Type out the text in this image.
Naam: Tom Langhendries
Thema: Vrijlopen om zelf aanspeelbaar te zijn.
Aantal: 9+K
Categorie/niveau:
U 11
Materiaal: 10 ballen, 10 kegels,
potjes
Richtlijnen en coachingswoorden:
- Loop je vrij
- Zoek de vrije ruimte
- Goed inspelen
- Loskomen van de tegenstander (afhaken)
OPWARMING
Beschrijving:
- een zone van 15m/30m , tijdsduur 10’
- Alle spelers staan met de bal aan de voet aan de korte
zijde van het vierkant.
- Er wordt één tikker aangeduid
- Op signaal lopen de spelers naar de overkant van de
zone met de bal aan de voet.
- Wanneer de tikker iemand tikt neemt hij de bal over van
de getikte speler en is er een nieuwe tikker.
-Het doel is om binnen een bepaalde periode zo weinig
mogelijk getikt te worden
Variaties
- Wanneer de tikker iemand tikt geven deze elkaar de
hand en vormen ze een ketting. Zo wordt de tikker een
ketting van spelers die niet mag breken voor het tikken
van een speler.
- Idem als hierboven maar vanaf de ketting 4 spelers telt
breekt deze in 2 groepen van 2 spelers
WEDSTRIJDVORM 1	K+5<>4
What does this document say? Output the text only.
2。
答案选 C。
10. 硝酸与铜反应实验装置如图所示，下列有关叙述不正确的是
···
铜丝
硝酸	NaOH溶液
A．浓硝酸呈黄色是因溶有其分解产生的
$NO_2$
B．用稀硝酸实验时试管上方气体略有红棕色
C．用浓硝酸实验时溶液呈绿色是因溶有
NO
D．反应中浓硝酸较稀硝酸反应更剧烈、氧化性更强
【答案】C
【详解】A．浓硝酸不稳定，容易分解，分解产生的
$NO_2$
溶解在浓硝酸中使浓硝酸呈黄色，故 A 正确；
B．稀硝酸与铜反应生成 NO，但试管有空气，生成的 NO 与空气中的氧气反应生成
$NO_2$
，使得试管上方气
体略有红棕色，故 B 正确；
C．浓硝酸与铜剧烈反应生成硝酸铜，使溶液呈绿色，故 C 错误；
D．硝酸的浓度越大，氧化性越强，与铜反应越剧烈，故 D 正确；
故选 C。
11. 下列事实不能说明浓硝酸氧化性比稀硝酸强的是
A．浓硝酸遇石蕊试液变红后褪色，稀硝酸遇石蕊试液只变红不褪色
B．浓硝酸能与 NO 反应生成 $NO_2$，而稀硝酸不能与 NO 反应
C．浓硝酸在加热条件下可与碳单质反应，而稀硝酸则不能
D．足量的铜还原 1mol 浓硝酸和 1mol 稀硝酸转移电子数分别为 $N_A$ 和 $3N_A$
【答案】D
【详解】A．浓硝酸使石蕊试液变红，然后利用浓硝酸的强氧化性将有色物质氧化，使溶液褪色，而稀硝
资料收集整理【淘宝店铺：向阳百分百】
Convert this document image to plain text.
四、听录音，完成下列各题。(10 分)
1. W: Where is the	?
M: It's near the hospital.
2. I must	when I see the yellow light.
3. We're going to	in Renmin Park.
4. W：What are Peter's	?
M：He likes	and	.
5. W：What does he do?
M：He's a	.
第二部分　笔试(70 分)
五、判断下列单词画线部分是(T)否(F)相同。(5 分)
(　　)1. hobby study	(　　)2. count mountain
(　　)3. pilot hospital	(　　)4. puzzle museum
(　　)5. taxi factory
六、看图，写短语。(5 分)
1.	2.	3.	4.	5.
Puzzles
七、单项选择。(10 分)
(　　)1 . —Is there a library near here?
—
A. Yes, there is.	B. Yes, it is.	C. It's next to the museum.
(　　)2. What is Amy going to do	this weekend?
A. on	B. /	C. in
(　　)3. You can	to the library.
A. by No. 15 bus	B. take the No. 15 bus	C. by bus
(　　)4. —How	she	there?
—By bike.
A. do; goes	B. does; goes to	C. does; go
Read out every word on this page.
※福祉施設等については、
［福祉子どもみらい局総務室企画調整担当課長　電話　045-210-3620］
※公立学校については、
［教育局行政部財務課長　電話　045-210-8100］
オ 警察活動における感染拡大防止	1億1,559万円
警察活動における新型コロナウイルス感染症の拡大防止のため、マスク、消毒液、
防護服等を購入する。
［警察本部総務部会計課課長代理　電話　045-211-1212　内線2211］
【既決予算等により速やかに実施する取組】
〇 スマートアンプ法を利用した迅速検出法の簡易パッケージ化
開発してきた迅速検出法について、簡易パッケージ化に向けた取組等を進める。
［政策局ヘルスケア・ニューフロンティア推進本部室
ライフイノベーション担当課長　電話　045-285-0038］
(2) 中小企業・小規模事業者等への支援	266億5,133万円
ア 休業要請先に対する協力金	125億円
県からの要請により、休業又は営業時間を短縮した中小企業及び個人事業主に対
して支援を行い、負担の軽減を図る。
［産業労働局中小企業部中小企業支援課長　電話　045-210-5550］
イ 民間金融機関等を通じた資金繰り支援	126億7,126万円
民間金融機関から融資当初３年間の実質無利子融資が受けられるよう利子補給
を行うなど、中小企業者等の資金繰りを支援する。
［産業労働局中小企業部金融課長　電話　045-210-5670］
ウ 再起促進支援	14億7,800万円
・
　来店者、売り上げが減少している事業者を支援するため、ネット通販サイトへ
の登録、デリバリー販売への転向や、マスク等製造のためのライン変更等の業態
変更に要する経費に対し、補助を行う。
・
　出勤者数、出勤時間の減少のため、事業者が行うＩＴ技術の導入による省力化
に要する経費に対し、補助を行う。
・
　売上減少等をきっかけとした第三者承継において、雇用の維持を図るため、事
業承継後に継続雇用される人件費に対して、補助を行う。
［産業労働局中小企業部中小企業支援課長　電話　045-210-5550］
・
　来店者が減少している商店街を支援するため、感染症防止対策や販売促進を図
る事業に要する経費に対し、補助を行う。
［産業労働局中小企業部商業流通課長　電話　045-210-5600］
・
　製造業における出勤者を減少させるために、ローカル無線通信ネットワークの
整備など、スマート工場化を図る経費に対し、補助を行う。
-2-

────────────────────

* _Exercise details_: In the records above, collect each line with "library".

* _Answer below_:
(　　)1 . —Is there a library near here?
(　　)3. You can	to the library.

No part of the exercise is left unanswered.